::: Data for this exercise
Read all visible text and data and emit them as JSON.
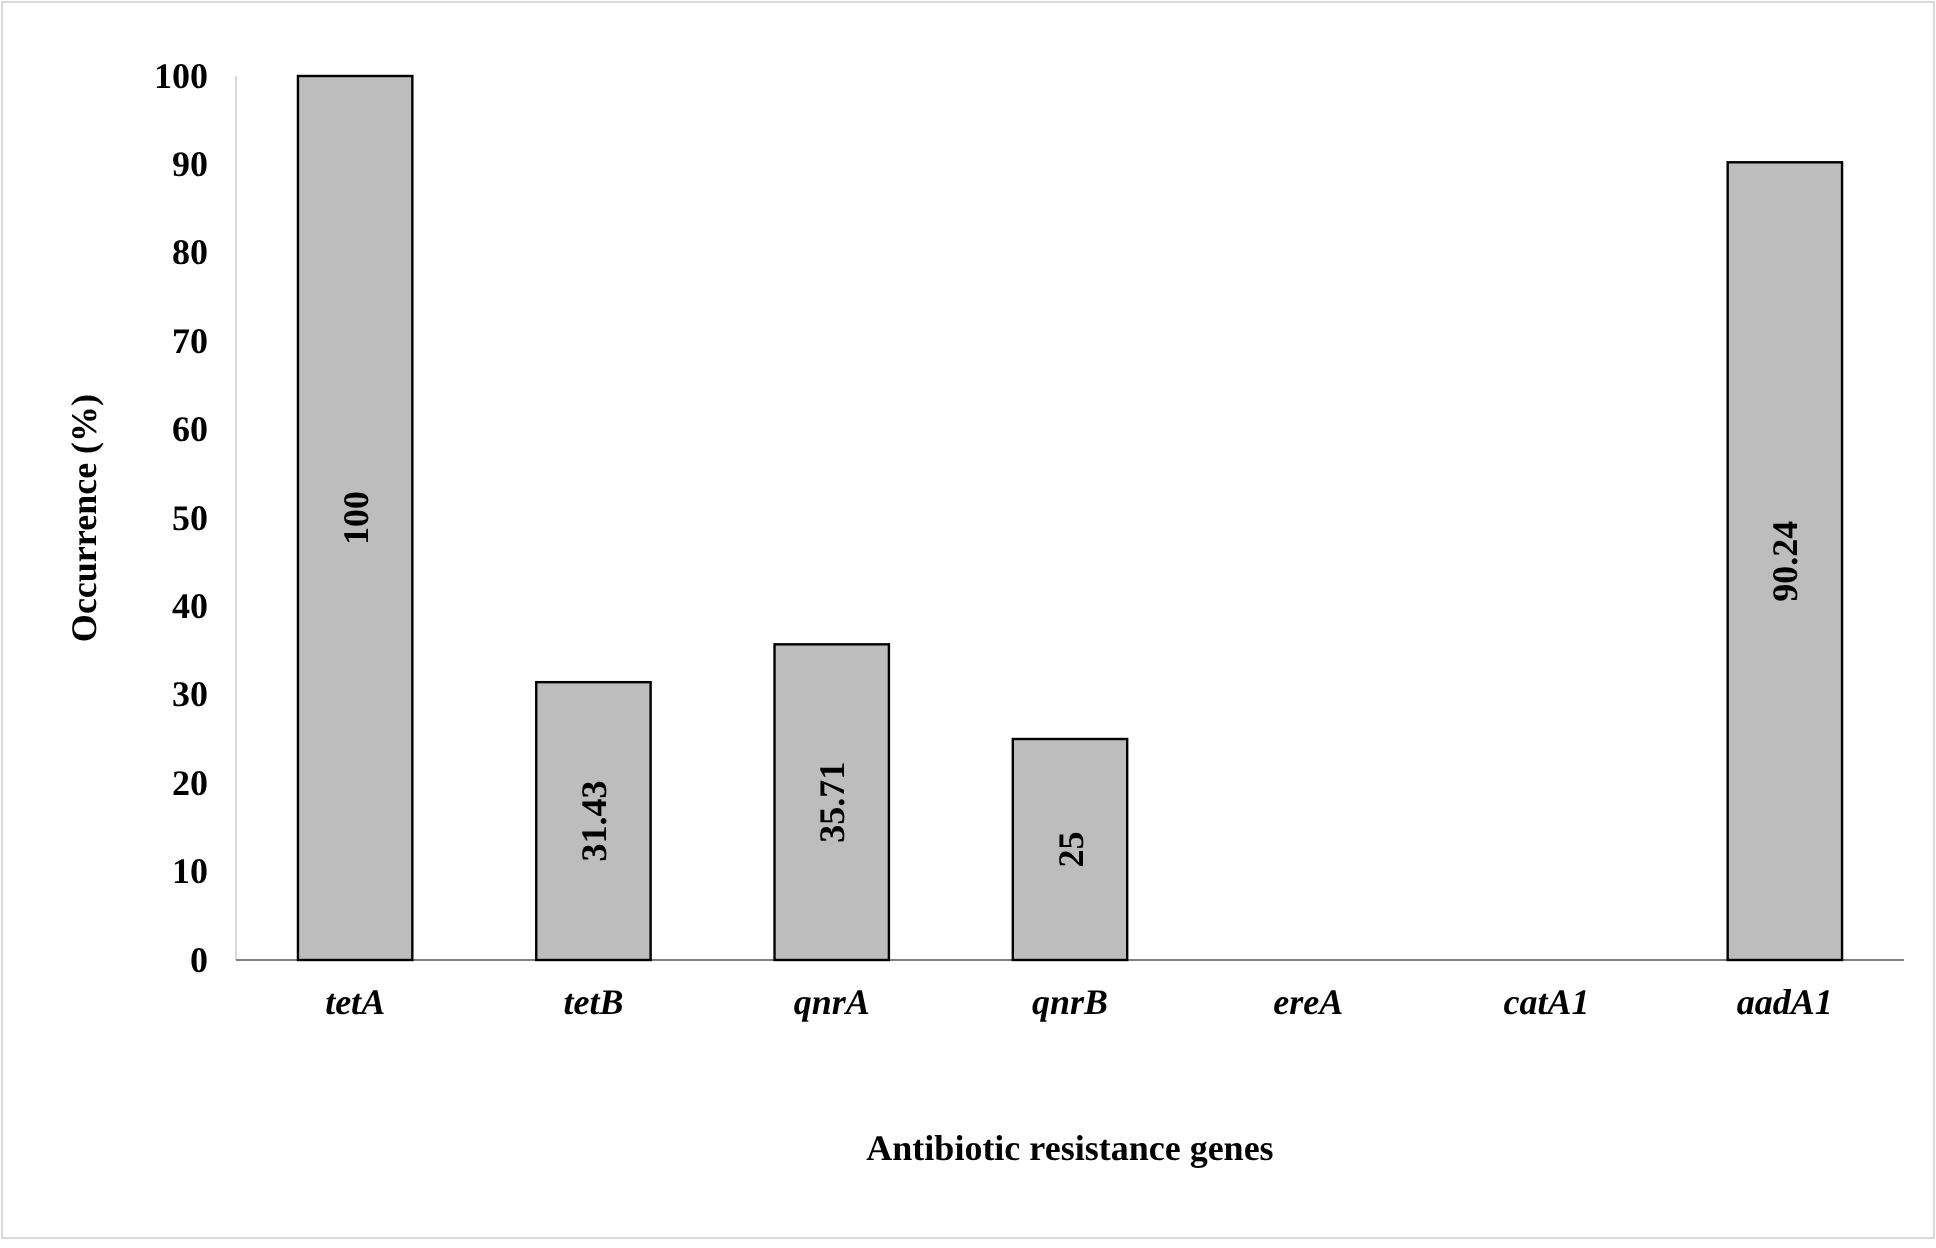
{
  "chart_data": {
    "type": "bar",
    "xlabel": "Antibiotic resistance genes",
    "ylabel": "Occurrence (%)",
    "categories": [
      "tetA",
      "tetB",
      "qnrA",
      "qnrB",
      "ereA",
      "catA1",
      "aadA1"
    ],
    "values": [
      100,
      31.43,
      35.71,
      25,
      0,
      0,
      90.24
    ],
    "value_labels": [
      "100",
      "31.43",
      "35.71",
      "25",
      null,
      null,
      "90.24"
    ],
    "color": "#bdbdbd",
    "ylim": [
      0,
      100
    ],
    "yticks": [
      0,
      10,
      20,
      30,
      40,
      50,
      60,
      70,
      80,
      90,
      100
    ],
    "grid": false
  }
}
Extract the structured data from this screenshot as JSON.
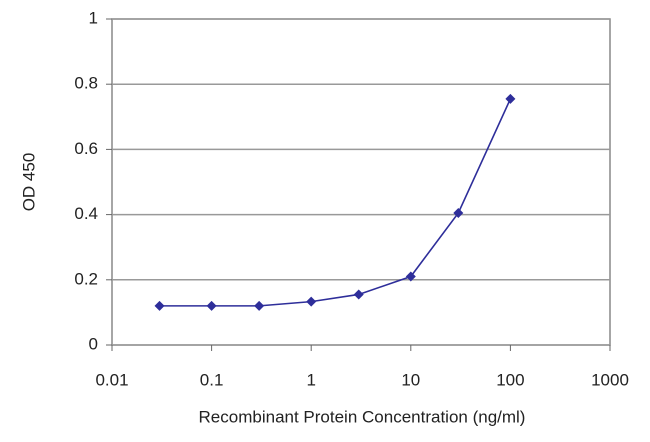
::::::
::: Data for this exercise
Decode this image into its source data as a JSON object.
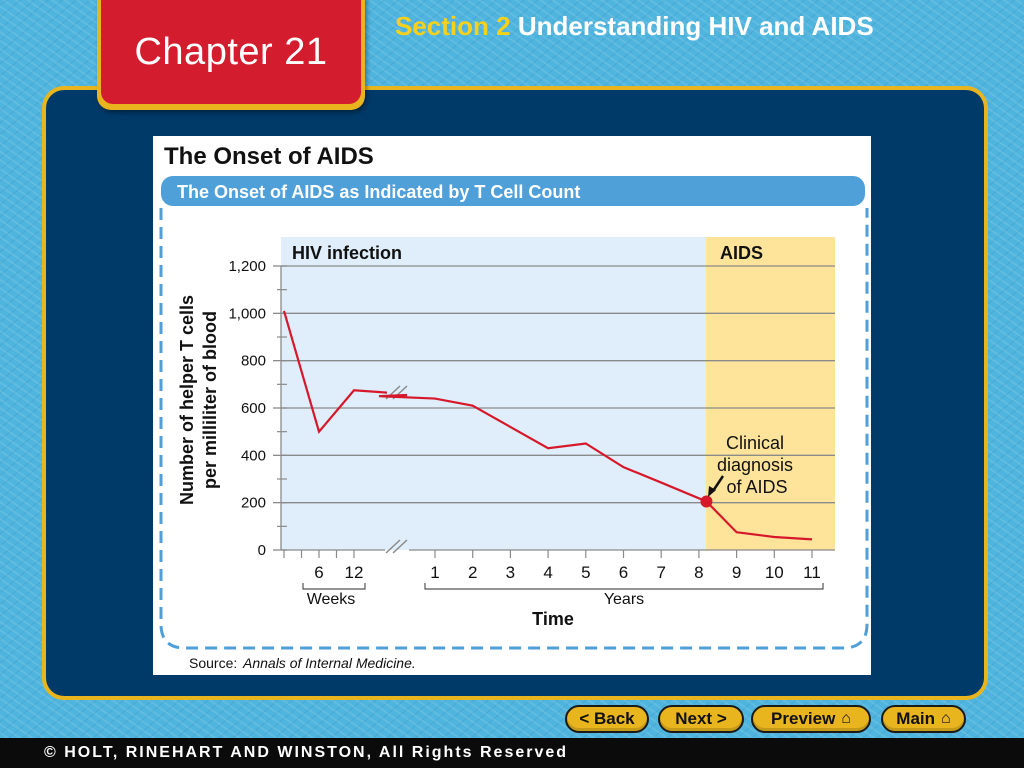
::::::
::: Data for this exercise
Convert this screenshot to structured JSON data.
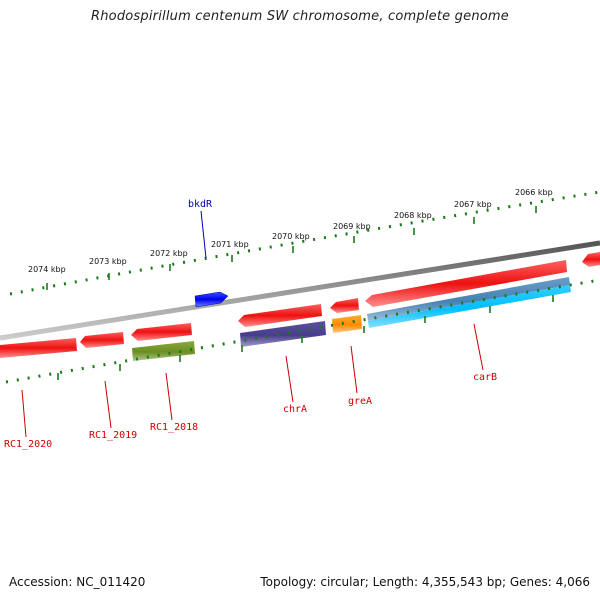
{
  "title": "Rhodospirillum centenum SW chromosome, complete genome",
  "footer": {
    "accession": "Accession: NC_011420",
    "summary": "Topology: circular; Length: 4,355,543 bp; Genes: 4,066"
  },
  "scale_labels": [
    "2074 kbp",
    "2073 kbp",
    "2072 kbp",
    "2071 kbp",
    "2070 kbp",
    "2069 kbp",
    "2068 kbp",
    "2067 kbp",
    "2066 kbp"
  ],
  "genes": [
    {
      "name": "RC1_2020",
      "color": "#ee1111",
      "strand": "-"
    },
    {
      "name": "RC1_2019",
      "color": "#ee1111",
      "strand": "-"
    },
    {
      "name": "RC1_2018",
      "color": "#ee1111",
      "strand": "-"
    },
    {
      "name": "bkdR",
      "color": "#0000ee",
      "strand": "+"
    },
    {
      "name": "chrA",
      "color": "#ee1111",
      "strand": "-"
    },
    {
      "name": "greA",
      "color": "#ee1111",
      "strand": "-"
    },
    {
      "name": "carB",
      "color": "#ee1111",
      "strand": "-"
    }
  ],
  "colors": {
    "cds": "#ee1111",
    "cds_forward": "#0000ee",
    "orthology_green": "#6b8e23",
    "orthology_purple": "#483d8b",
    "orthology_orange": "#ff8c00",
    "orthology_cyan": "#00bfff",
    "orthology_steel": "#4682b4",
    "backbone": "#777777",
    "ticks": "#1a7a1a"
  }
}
::::::
From the data above, return exactly the lines from the one with "Read all visible" up to and including the one with "Extract the structured". Pictures do not go in the copy.

▶ **Solution for this problem**
Read all visible text and data and emit them as JSON.
{
  "chart_data": {
    "type": "bar",
    "xlabel": "Antibiotic resistance genes",
    "ylabel": "Occurrence (%)",
    "categories": [
      "tetA",
      "tetB",
      "qnrA",
      "qnrB",
      "ereA",
      "catA1",
      "aadA1"
    ],
    "values": [
      100,
      31.43,
      35.71,
      25,
      0,
      0,
      90.24
    ],
    "value_labels": [
      "100",
      "31.43",
      "35.71",
      "25",
      null,
      null,
      "90.24"
    ],
    "color": "#bdbdbd",
    "ylim": [
      0,
      100
    ],
    "yticks": [
      0,
      10,
      20,
      30,
      40,
      50,
      60,
      70,
      80,
      90,
      100
    ],
    "grid": false
  }
}
Extract the structured data from this screenshot as JSON.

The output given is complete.